* START Source material *

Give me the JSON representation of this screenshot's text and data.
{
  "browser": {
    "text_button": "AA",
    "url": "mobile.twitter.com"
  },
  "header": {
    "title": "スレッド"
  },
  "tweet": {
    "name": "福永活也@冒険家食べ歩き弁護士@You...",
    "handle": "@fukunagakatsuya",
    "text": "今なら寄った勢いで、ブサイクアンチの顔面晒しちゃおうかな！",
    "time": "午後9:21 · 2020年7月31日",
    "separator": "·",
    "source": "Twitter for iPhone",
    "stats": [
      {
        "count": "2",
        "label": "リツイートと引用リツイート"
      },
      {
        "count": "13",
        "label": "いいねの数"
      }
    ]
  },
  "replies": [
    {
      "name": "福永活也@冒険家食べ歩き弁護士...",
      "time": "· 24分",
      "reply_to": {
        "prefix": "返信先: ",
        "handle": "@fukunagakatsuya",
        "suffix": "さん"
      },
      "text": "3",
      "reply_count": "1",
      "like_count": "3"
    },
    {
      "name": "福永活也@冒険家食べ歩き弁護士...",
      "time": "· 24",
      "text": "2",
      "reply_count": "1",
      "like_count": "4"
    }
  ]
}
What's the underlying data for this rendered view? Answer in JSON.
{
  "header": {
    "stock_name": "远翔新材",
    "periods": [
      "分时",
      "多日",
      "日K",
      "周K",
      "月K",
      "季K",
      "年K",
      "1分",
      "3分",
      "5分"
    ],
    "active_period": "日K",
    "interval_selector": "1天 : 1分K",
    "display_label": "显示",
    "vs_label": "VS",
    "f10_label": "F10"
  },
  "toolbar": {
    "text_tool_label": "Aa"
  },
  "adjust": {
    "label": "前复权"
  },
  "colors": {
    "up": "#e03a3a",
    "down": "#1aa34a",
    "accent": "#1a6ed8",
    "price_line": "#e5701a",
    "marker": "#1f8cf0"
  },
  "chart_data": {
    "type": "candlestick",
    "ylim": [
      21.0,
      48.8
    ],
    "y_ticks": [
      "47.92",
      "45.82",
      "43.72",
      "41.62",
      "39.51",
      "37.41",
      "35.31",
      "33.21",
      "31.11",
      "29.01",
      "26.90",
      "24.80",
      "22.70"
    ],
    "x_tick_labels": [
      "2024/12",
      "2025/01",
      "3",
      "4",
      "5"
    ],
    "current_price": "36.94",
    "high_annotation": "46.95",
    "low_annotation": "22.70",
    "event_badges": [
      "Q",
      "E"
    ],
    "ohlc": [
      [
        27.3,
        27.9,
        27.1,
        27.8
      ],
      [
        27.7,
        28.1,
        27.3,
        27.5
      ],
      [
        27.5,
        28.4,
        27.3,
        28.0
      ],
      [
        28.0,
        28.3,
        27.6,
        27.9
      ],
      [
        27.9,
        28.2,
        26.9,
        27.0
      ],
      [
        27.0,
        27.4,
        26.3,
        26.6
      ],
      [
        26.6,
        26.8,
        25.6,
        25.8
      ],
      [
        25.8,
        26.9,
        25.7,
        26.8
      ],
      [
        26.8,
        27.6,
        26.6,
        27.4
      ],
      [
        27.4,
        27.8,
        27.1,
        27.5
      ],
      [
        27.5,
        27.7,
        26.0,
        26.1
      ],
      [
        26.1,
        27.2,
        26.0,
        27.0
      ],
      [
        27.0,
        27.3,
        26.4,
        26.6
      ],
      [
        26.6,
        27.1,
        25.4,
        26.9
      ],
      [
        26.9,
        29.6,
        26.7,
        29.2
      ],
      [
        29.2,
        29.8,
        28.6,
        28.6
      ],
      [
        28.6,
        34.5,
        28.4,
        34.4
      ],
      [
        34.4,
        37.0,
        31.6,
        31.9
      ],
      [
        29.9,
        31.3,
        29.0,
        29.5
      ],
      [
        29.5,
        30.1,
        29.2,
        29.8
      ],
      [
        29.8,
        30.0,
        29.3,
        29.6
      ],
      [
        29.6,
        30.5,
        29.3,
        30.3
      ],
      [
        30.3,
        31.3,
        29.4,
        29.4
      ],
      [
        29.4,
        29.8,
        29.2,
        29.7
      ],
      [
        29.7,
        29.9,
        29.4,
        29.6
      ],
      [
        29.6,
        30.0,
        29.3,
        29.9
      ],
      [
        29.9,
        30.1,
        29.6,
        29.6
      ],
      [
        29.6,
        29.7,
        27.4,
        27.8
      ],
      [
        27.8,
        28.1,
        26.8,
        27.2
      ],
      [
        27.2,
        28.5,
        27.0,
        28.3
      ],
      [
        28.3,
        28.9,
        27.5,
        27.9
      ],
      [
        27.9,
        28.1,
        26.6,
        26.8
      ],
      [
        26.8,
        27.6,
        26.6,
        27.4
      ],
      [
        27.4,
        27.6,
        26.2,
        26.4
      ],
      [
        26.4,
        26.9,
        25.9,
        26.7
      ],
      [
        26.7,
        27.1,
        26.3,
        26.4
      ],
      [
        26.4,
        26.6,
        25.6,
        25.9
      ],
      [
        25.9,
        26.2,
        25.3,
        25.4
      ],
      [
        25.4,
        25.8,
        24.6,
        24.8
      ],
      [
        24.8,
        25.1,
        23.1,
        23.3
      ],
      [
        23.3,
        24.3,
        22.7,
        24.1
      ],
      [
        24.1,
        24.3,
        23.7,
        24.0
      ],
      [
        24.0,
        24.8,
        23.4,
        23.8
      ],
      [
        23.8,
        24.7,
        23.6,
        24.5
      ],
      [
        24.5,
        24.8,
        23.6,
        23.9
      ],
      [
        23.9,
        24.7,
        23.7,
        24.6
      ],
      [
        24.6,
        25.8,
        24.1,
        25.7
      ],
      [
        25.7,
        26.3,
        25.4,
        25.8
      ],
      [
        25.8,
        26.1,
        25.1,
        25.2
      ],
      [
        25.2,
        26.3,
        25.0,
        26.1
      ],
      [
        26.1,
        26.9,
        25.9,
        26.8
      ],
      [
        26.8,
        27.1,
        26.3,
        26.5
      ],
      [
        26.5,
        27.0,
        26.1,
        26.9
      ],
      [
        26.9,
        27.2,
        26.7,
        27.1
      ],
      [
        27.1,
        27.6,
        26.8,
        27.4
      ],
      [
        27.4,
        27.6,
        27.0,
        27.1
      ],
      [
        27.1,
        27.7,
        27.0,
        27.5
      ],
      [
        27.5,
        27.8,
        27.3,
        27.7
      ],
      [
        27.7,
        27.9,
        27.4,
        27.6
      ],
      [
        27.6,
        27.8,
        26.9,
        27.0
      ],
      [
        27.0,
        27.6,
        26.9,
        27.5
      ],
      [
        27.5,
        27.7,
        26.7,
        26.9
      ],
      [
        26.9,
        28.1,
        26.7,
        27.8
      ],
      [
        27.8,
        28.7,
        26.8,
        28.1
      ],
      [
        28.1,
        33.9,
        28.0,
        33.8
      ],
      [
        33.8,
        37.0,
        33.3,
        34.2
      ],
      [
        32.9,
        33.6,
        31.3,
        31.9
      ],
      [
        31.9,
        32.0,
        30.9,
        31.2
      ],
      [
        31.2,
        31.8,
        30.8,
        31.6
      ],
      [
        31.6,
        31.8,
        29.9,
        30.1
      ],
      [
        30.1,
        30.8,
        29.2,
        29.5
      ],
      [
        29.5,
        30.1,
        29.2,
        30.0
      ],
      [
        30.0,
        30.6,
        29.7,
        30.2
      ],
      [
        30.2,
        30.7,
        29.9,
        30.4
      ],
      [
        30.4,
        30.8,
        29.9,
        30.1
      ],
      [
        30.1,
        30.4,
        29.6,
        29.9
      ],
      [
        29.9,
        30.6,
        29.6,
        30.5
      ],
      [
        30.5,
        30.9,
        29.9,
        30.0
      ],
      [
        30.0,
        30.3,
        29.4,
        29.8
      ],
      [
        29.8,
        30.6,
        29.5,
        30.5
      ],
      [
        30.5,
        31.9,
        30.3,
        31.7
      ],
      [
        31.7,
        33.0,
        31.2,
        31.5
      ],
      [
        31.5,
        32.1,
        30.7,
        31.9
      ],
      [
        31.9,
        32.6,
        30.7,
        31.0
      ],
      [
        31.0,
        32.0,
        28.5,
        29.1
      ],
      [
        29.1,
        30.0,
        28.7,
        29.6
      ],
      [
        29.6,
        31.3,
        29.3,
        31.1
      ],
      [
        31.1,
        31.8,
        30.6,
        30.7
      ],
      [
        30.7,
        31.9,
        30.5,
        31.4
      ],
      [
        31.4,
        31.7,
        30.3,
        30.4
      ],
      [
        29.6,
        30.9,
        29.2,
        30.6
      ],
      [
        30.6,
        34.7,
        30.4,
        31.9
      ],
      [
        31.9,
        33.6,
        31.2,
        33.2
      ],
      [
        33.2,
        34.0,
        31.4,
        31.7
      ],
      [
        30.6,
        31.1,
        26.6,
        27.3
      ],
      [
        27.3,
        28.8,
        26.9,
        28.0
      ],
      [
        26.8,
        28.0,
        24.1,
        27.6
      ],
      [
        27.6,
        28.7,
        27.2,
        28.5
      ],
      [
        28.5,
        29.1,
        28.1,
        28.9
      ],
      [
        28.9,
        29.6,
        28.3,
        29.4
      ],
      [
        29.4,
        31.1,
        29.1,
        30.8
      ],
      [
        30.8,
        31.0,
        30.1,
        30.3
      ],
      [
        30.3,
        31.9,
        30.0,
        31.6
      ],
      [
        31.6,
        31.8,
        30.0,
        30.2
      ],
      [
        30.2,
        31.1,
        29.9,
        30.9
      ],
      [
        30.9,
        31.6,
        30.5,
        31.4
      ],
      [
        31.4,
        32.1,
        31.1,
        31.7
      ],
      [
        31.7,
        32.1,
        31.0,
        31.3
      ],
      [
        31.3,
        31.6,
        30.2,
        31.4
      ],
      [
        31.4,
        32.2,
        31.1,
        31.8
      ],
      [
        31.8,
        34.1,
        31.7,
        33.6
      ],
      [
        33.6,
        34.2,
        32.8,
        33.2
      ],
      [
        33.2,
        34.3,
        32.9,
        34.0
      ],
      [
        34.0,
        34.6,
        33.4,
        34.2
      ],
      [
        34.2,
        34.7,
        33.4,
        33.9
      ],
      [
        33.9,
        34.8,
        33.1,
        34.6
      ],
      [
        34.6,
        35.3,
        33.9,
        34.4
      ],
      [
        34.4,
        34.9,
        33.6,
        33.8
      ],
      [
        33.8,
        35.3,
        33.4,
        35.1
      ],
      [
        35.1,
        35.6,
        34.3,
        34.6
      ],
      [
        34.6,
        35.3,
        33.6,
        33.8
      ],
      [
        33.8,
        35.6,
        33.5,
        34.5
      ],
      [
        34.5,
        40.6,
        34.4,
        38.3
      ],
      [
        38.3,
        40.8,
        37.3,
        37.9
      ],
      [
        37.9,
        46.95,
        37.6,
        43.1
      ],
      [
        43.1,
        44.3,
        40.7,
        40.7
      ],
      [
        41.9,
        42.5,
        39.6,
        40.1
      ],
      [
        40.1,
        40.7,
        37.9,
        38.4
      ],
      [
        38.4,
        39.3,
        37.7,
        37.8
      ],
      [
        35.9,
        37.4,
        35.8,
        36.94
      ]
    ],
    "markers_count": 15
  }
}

* END Source material *

Pick out every line with the string "JSON" and copy it.

- _Answer below_:
Give me the JSON representation of this screenshot's text and data.
What's the underlying data for this rendered view? Answer in JSON.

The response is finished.